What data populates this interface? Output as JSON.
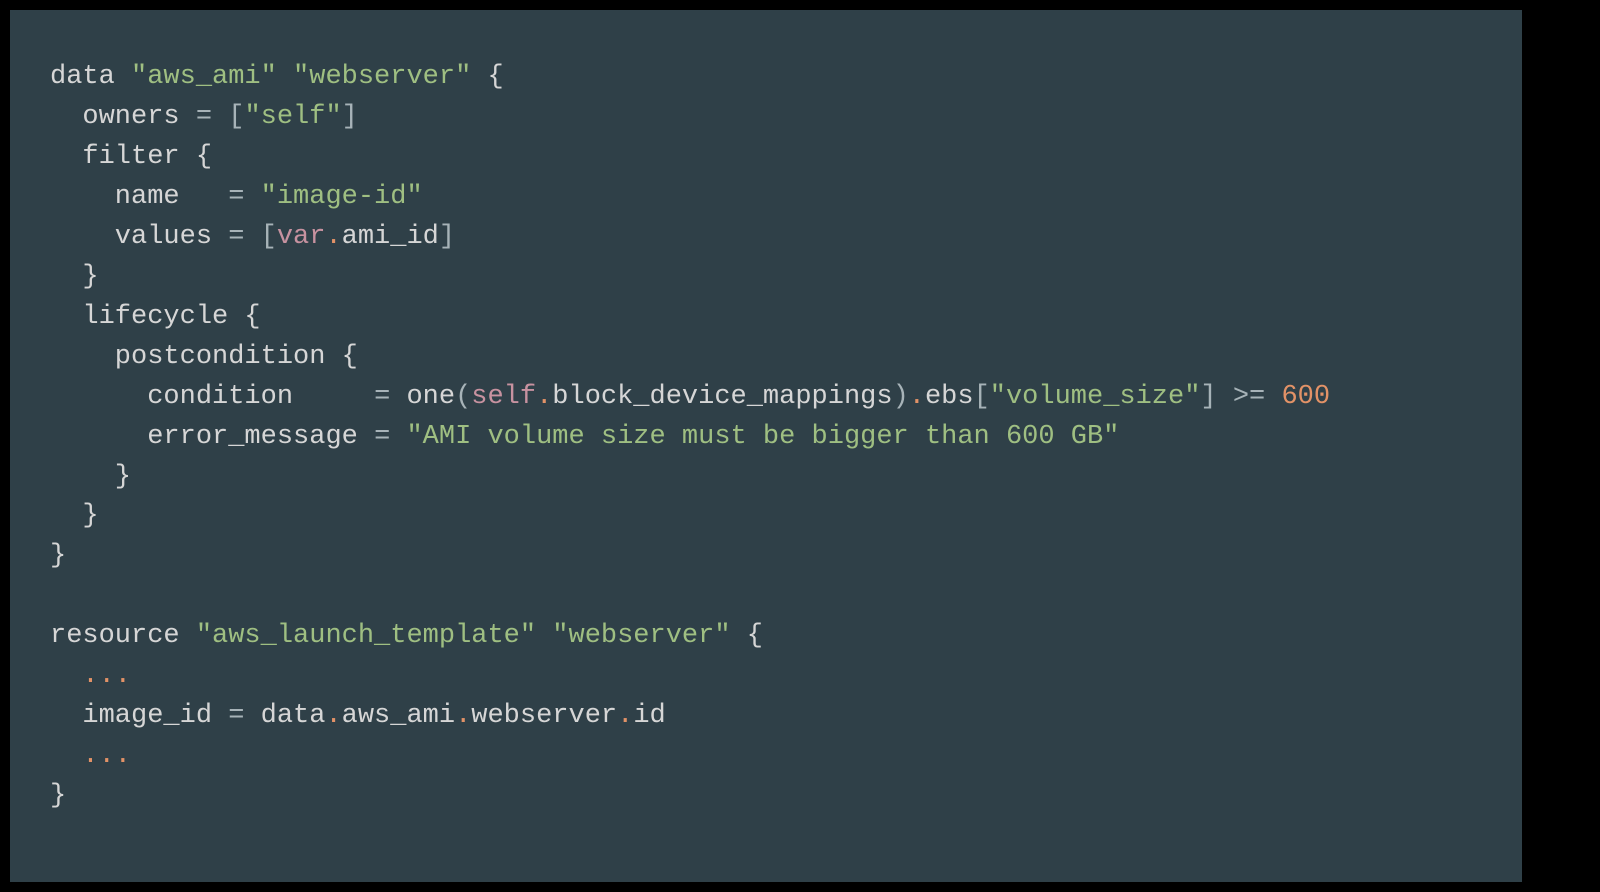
{
  "colors": {
    "bg_outer": "#000000",
    "bg_code": "#2f4048",
    "default": "#d6d6d6",
    "string": "#9fbf82",
    "keyword": "#c792a0",
    "number": "#e29267",
    "punct": "#a7b3b8",
    "punct_orange": "#e29267"
  },
  "code_lines": [
    [
      {
        "t": "data ",
        "c": "default"
      },
      {
        "t": "\"aws_ami\"",
        "c": "string"
      },
      {
        "t": " ",
        "c": "default"
      },
      {
        "t": "\"webserver\"",
        "c": "string"
      },
      {
        "t": " {",
        "c": "default"
      }
    ],
    [
      {
        "t": "  owners ",
        "c": "default"
      },
      {
        "t": "=",
        "c": "punct"
      },
      {
        "t": " ",
        "c": "default"
      },
      {
        "t": "[",
        "c": "punct"
      },
      {
        "t": "\"self\"",
        "c": "string"
      },
      {
        "t": "]",
        "c": "punct"
      }
    ],
    [
      {
        "t": "  filter {",
        "c": "default"
      }
    ],
    [
      {
        "t": "    name   ",
        "c": "default"
      },
      {
        "t": "=",
        "c": "punct"
      },
      {
        "t": " ",
        "c": "default"
      },
      {
        "t": "\"image-id\"",
        "c": "string"
      }
    ],
    [
      {
        "t": "    values ",
        "c": "default"
      },
      {
        "t": "=",
        "c": "punct"
      },
      {
        "t": " ",
        "c": "default"
      },
      {
        "t": "[",
        "c": "punct"
      },
      {
        "t": "var",
        "c": "keyword"
      },
      {
        "t": ".",
        "c": "punct-orange"
      },
      {
        "t": "ami_id",
        "c": "default"
      },
      {
        "t": "]",
        "c": "punct"
      }
    ],
    [
      {
        "t": "  }",
        "c": "default"
      }
    ],
    [
      {
        "t": "  lifecycle {",
        "c": "default"
      }
    ],
    [
      {
        "t": "    postcondition {",
        "c": "default"
      }
    ],
    [
      {
        "t": "      condition     ",
        "c": "default"
      },
      {
        "t": "=",
        "c": "punct"
      },
      {
        "t": " one",
        "c": "default"
      },
      {
        "t": "(",
        "c": "punct"
      },
      {
        "t": "self",
        "c": "keyword"
      },
      {
        "t": ".",
        "c": "punct-orange"
      },
      {
        "t": "block_device_mappings",
        "c": "default"
      },
      {
        "t": ")",
        "c": "punct"
      },
      {
        "t": ".",
        "c": "punct-orange"
      },
      {
        "t": "ebs",
        "c": "default"
      },
      {
        "t": "[",
        "c": "punct"
      },
      {
        "t": "\"volume_size\"",
        "c": "string"
      },
      {
        "t": "]",
        "c": "punct"
      },
      {
        "t": " ",
        "c": "default"
      },
      {
        "t": ">=",
        "c": "punct"
      },
      {
        "t": " ",
        "c": "default"
      },
      {
        "t": "600",
        "c": "number"
      }
    ],
    [
      {
        "t": "      error_message ",
        "c": "default"
      },
      {
        "t": "=",
        "c": "punct"
      },
      {
        "t": " ",
        "c": "default"
      },
      {
        "t": "\"AMI volume size must be bigger than 600 GB\"",
        "c": "string"
      }
    ],
    [
      {
        "t": "    }",
        "c": "default"
      }
    ],
    [
      {
        "t": "  }",
        "c": "default"
      }
    ],
    [
      {
        "t": "}",
        "c": "default"
      }
    ],
    [
      {
        "t": "",
        "c": "default"
      }
    ],
    [
      {
        "t": "resource ",
        "c": "default"
      },
      {
        "t": "\"aws_launch_template\"",
        "c": "string"
      },
      {
        "t": " ",
        "c": "default"
      },
      {
        "t": "\"webserver\"",
        "c": "string"
      },
      {
        "t": " {",
        "c": "default"
      }
    ],
    [
      {
        "t": "  ",
        "c": "default"
      },
      {
        "t": "...",
        "c": "punct-orange"
      }
    ],
    [
      {
        "t": "  image_id ",
        "c": "default"
      },
      {
        "t": "=",
        "c": "punct"
      },
      {
        "t": " data",
        "c": "default"
      },
      {
        "t": ".",
        "c": "punct-orange"
      },
      {
        "t": "aws_ami",
        "c": "default"
      },
      {
        "t": ".",
        "c": "punct-orange"
      },
      {
        "t": "webserver",
        "c": "default"
      },
      {
        "t": ".",
        "c": "punct-orange"
      },
      {
        "t": "id",
        "c": "default"
      }
    ],
    [
      {
        "t": "  ",
        "c": "default"
      },
      {
        "t": "...",
        "c": "punct-orange"
      }
    ],
    [
      {
        "t": "}",
        "c": "default"
      }
    ]
  ]
}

────────────────────────────────────────

■ **WORK INSTRUCTIONS**
Copy each line that holds the word "data".

■ **FINAL ANSWER**
What data populates this interface? Output as JSON.
        "t": "data ",
        "t": " data",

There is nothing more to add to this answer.